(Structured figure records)
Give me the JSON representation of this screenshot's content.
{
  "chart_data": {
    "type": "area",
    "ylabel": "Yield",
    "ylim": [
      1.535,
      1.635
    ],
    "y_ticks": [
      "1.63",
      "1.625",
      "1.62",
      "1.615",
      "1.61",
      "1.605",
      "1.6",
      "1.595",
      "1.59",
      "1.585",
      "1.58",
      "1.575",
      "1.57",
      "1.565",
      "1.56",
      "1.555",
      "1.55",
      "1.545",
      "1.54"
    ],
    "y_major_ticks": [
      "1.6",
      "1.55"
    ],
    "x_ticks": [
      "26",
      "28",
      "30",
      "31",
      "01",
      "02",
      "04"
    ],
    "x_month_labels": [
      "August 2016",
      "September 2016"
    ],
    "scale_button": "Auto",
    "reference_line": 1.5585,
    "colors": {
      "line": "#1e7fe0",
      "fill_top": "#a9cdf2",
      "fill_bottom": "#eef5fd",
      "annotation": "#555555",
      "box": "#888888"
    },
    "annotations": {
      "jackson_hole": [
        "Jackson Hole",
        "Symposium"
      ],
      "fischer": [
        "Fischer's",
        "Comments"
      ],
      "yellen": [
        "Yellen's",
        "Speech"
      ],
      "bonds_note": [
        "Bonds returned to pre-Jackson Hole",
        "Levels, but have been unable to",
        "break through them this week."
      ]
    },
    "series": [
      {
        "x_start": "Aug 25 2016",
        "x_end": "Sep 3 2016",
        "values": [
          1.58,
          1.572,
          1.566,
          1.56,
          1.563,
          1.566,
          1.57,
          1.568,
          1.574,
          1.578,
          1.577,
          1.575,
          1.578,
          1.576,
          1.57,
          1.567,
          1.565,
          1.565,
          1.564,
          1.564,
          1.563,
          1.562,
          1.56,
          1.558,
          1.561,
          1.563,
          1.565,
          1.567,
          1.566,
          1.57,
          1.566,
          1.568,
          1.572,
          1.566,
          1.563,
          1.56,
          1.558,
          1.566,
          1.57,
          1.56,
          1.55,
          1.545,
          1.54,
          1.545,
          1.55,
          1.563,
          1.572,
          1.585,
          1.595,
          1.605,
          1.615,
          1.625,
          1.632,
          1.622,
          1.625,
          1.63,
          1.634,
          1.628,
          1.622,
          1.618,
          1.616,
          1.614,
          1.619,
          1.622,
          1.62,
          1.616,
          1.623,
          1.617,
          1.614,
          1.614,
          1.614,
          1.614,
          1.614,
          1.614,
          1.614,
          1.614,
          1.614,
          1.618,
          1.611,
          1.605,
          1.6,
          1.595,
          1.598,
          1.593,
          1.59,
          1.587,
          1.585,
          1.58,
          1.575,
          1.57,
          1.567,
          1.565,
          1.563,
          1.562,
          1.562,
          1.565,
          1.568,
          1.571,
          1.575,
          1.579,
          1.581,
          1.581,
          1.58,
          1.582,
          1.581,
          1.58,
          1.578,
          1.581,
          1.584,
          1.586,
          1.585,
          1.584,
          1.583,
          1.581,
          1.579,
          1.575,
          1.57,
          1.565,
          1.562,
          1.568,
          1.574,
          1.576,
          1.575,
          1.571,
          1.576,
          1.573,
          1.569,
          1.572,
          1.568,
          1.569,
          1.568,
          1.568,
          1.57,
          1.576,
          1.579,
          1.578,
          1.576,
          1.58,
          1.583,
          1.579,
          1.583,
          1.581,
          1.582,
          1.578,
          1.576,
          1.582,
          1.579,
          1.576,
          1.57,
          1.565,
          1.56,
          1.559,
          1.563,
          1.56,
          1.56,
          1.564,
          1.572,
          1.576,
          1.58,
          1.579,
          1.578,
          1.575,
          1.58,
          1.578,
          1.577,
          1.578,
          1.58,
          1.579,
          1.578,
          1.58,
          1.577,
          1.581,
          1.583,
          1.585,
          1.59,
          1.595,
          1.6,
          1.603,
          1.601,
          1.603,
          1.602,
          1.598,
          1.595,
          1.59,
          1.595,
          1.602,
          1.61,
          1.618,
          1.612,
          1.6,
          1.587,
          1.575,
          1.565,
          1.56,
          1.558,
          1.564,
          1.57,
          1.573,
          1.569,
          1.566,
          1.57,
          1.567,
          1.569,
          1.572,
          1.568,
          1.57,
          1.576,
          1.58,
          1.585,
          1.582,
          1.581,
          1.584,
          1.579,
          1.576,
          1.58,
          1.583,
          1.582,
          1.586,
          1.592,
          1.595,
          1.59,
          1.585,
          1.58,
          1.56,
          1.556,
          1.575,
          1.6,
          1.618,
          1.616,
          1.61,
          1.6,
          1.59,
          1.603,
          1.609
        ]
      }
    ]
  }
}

## Challenge
Above are some records. Print them all exactly.

## Answer to this task
Give me the JSON representation of this screenshot's content.
{
  "chart_data": {
    "type": "area",
    "ylabel": "Yield",
    "ylim": [
      1.535,
      1.635
    ],
    "y_ticks": [
      "1.63",
      "1.625",
      "1.62",
      "1.615",
      "1.61",
      "1.605",
      "1.6",
      "1.595",
      "1.59",
      "1.585",
      "1.58",
      "1.575",
      "1.57",
      "1.565",
      "1.56",
      "1.555",
      "1.55",
      "1.545",
      "1.54"
    ],
    "y_major_ticks": [
      "1.6",
      "1.55"
    ],
    "x_ticks": [
      "26",
      "28",
      "30",
      "31",
      "01",
      "02",
      "04"
    ],
    "x_month_labels": [
      "August 2016",
      "September 2016"
    ],
    "scale_button": "Auto",
    "reference_line": 1.5585,
    "colors": {
      "line": "#1e7fe0",
      "fill_top": "#a9cdf2",
      "fill_bottom": "#eef5fd",
      "annotation": "#555555",
      "box": "#888888"
    },
    "annotations": {
      "jackson_hole": [
        "Jackson Hole",
        "Symposium"
      ],
      "fischer": [
        "Fischer's",
        "Comments"
      ],
      "yellen": [
        "Yellen's",
        "Speech"
      ],
      "bonds_note": [
        "Bonds returned to pre-Jackson Hole",
        "Levels, but have been unable to",
        "break through them this week."
      ]
    },
    "series": [
      {
        "x_start": "Aug 25 2016",
        "x_end": "Sep 3 2016",
        "values": [
          1.58,
          1.572,
          1.566,
          1.56,
          1.563,
          1.566,
          1.57,
          1.568,
          1.574,
          1.578,
          1.577,
          1.575,
          1.578,
          1.576,
          1.57,
          1.567,
          1.565,
          1.565,
          1.564,
          1.564,
          1.563,
          1.562,
          1.56,
          1.558,
          1.561,
          1.563,
          1.565,
          1.567,
          1.566,
          1.57,
          1.566,
          1.568,
          1.572,
          1.566,
          1.563,
          1.56,
          1.558,
          1.566,
          1.57,
          1.56,
          1.55,
          1.545,
          1.54,
          1.545,
          1.55,
          1.563,
          1.572,
          1.585,
          1.595,
          1.605,
          1.615,
          1.625,
          1.632,
          1.622,
          1.625,
          1.63,
          1.634,
          1.628,
          1.622,
          1.618,
          1.616,
          1.614,
          1.619,
          1.622,
          1.62,
          1.616,
          1.623,
          1.617,
          1.614,
          1.614,
          1.614,
          1.614,
          1.614,
          1.614,
          1.614,
          1.614,
          1.614,
          1.618,
          1.611,
          1.605,
          1.6,
          1.595,
          1.598,
          1.593,
          1.59,
          1.587,
          1.585,
          1.58,
          1.575,
          1.57,
          1.567,
          1.565,
          1.563,
          1.562,
          1.562,
          1.565,
          1.568,
          1.571,
          1.575,
          1.579,
          1.581,
          1.581,
          1.58,
          1.582,
          1.581,
          1.58,
          1.578,
          1.581,
          1.584,
          1.586,
          1.585,
          1.584,
          1.583,
          1.581,
          1.579,
          1.575,
          1.57,
          1.565,
          1.562,
          1.568,
          1.574,
          1.576,
          1.575,
          1.571,
          1.576,
          1.573,
          1.569,
          1.572,
          1.568,
          1.569,
          1.568,
          1.568,
          1.57,
          1.576,
          1.579,
          1.578,
          1.576,
          1.58,
          1.583,
          1.579,
          1.583,
          1.581,
          1.582,
          1.578,
          1.576,
          1.582,
          1.579,
          1.576,
          1.57,
          1.565,
          1.56,
          1.559,
          1.563,
          1.56,
          1.56,
          1.564,
          1.572,
          1.576,
          1.58,
          1.579,
          1.578,
          1.575,
          1.58,
          1.578,
          1.577,
          1.578,
          1.58,
          1.579,
          1.578,
          1.58,
          1.577,
          1.581,
          1.583,
          1.585,
          1.59,
          1.595,
          1.6,
          1.603,
          1.601,
          1.603,
          1.602,
          1.598,
          1.595,
          1.59,
          1.595,
          1.602,
          1.61,
          1.618,
          1.612,
          1.6,
          1.587,
          1.575,
          1.565,
          1.56,
          1.558,
          1.564,
          1.57,
          1.573,
          1.569,
          1.566,
          1.57,
          1.567,
          1.569,
          1.572,
          1.568,
          1.57,
          1.576,
          1.58,
          1.585,
          1.582,
          1.581,
          1.584,
          1.579,
          1.576,
          1.58,
          1.583,
          1.582,
          1.586,
          1.592,
          1.595,
          1.59,
          1.585,
          1.58,
          1.56,
          1.556,
          1.575,
          1.6,
          1.618,
          1.616,
          1.61,
          1.6,
          1.59,
          1.603,
          1.609
        ]
      }
    ]
  }
}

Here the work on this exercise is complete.